Instruction: All entries are to be given again verbatim.

Records excerpted from a collection:
§ §

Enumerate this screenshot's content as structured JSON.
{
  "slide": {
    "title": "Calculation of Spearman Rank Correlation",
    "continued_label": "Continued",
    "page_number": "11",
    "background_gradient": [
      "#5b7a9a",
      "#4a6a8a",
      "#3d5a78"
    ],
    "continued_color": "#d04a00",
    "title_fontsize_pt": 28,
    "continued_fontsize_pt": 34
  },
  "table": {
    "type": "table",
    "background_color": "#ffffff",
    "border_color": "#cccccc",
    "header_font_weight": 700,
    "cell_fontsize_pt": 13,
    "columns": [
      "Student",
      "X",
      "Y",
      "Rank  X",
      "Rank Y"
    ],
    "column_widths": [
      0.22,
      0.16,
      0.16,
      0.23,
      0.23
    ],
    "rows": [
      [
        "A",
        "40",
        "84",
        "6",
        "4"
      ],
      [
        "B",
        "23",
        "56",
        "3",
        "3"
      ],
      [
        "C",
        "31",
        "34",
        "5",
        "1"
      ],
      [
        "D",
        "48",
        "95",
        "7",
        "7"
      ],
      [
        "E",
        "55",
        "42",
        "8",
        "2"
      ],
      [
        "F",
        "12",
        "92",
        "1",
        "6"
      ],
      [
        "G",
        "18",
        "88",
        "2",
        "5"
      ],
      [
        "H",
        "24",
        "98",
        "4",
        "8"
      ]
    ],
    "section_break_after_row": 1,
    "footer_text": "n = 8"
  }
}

§ §

Written answer:
Enumerate this screenshot's content as structured JSON.
{
  "slide": {
    "title": "Calculation of Spearman Rank Correlation",
    "continued_label": "Continued",
    "page_number": "11",
    "background_gradient": [
      "#5b7a9a",
      "#4a6a8a",
      "#3d5a78"
    ],
    "continued_color": "#d04a00",
    "title_fontsize_pt": 28,
    "continued_fontsize_pt": 34
  },
  "table": {
    "type": "table",
    "background_color": "#ffffff",
    "border_color": "#cccccc",
    "header_font_weight": 700,
    "cell_fontsize_pt": 13,
    "columns": [
      "Student",
      "X",
      "Y",
      "Rank  X",
      "Rank Y"
    ],
    "column_widths": [
      0.22,
      0.16,
      0.16,
      0.23,
      0.23
    ],
    "rows": [
      [
        "A",
        "40",
        "84",
        "6",
        "4"
      ],
      [
        "B",
        "23",
        "56",
        "3",
        "3"
      ],
      [
        "C",
        "31",
        "34",
        "5",
        "1"
      ],
      [
        "D",
        "48",
        "95",
        "7",
        "7"
      ],
      [
        "E",
        "55",
        "42",
        "8",
        "2"
      ],
      [
        "F",
        "12",
        "92",
        "1",
        "6"
      ],
      [
        "G",
        "18",
        "88",
        "2",
        "5"
      ],
      [
        "H",
        "24",
        "98",
        "4",
        "8"
      ]
    ],
    "section_break_after_row": 1,
    "footer_text": "n = 8"
  }
}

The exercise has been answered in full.